* **Exercise materials**:
■ ■ ■ ■ ■ ■ ■

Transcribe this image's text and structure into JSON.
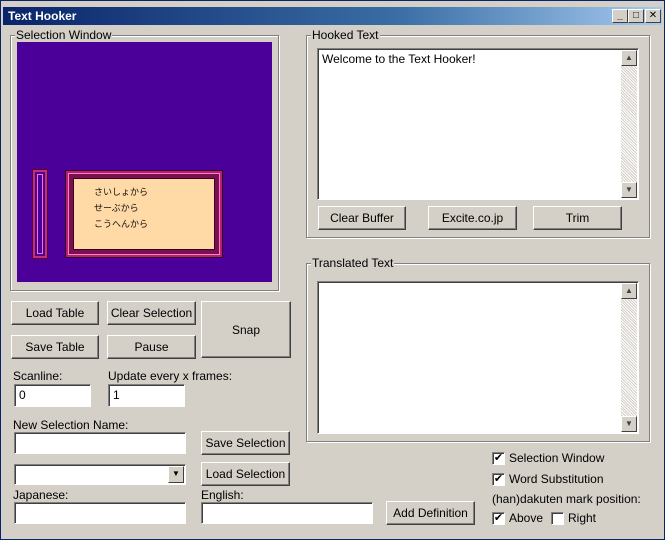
{
  "window": {
    "title": "Text Hooker",
    "minimize_glyph": "_",
    "maximize_glyph": "□",
    "close_glyph": "✕"
  },
  "selection_window": {
    "label": "Selection Window",
    "menu_lines": [
      "さいしょから",
      "せーぶから",
      "こうへんから"
    ],
    "colors": {
      "background": "#4b0099",
      "menu_fill": "#ffd9a6",
      "frame": "#b3206f"
    }
  },
  "hooked_text": {
    "label": "Hooked Text",
    "content": "Welcome to the Text Hooker!",
    "buttons": {
      "clear_buffer": "Clear Buffer",
      "excite": "Excite.co.jp",
      "trim": "Trim"
    }
  },
  "translated_text": {
    "label": "Translated Text",
    "content": ""
  },
  "controls": {
    "load_table": "Load Table",
    "clear_selection": "Clear Selection",
    "snap": "Snap",
    "save_table": "Save Table",
    "pause": "Pause",
    "scanline_label": "Scanline:",
    "scanline_value": "0",
    "update_label": "Update every x frames:",
    "update_value": "1",
    "new_selection_label": "New Selection Name:",
    "new_selection_value": "",
    "save_selection": "Save Selection",
    "selection_dropdown_value": "",
    "load_selection": "Load Selection",
    "japanese_label": "Japanese:",
    "japanese_value": "",
    "english_label": "English:",
    "english_value": "",
    "add_definition": "Add Definition"
  },
  "options": {
    "selection_window": {
      "label": "Selection Window",
      "checked": true
    },
    "word_substitution": {
      "label": "Word Substitution",
      "checked": true
    },
    "dakuten_label": "(han)dakuten mark position:",
    "above": {
      "label": "Above",
      "checked": true
    },
    "right": {
      "label": "Right",
      "checked": false
    }
  },
  "glyphs": {
    "up": "▲",
    "down": "▼",
    "check": "✔"
  }
}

■ ■ ■ ■ ■ ■ ■

* **What you have to do**: Write out the records above exactly as they stand, leaving out every picture.

* **Solved exercise**:
Transcribe this image's text and structure into JSON.
{
  "window": {
    "title": "Text Hooker",
    "minimize_glyph": "_",
    "maximize_glyph": "□",
    "close_glyph": "✕"
  },
  "selection_window": {
    "label": "Selection Window",
    "menu_lines": [
      "さいしょから",
      "せーぶから",
      "こうへんから"
    ],
    "colors": {
      "background": "#4b0099",
      "menu_fill": "#ffd9a6",
      "frame": "#b3206f"
    }
  },
  "hooked_text": {
    "label": "Hooked Text",
    "content": "Welcome to the Text Hooker!",
    "buttons": {
      "clear_buffer": "Clear Buffer",
      "excite": "Excite.co.jp",
      "trim": "Trim"
    }
  },
  "translated_text": {
    "label": "Translated Text",
    "content": ""
  },
  "controls": {
    "load_table": "Load Table",
    "clear_selection": "Clear Selection",
    "snap": "Snap",
    "save_table": "Save Table",
    "pause": "Pause",
    "scanline_label": "Scanline:",
    "scanline_value": "0",
    "update_label": "Update every x frames:",
    "update_value": "1",
    "new_selection_label": "New Selection Name:",
    "new_selection_value": "",
    "save_selection": "Save Selection",
    "selection_dropdown_value": "",
    "load_selection": "Load Selection",
    "japanese_label": "Japanese:",
    "japanese_value": "",
    "english_label": "English:",
    "english_value": "",
    "add_definition": "Add Definition"
  },
  "options": {
    "selection_window": {
      "label": "Selection Window",
      "checked": true
    },
    "word_substitution": {
      "label": "Word Substitution",
      "checked": true
    },
    "dakuten_label": "(han)dakuten mark position:",
    "above": {
      "label": "Above",
      "checked": true
    },
    "right": {
      "label": "Right",
      "checked": false
    }
  },
  "glyphs": {
    "up": "▲",
    "down": "▼",
    "check": "✔"
  }
}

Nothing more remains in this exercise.